[OBJECTIVE]: The answer is one number: how many lines hold the string "knew".

Data records
** Start **

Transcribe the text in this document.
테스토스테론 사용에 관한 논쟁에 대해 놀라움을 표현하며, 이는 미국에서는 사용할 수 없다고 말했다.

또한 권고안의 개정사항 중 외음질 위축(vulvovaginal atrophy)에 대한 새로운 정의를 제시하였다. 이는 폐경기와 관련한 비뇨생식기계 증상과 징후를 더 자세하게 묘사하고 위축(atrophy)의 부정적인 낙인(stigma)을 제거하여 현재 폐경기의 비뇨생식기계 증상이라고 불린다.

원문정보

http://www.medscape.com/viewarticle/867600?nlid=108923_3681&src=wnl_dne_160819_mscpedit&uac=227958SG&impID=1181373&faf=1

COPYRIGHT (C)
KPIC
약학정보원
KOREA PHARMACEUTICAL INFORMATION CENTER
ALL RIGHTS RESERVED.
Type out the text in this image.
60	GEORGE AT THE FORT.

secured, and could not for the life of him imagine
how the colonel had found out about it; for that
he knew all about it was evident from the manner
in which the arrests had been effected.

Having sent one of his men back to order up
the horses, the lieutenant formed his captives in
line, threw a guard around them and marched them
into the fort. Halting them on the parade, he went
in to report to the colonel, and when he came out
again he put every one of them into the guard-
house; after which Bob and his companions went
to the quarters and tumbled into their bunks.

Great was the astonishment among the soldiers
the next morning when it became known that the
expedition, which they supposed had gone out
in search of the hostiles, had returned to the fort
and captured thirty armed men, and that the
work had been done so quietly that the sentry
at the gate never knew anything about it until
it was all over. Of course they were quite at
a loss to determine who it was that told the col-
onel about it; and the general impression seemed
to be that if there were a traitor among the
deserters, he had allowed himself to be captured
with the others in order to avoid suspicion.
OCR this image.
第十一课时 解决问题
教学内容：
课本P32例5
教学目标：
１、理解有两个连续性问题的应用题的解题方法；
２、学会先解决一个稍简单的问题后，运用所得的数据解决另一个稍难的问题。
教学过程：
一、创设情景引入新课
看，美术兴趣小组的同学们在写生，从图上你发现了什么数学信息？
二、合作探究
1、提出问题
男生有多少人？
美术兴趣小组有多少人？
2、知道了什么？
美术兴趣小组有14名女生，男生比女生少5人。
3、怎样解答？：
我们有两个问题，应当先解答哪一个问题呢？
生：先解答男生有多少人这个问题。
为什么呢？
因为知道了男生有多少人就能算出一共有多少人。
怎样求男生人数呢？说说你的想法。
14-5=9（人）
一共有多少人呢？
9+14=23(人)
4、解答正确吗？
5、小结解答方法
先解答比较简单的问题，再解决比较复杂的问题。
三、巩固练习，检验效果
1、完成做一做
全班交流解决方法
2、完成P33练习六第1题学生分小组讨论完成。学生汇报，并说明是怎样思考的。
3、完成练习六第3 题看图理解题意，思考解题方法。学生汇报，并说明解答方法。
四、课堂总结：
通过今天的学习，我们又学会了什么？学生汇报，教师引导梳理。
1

** End **

[SOLUTION]: 2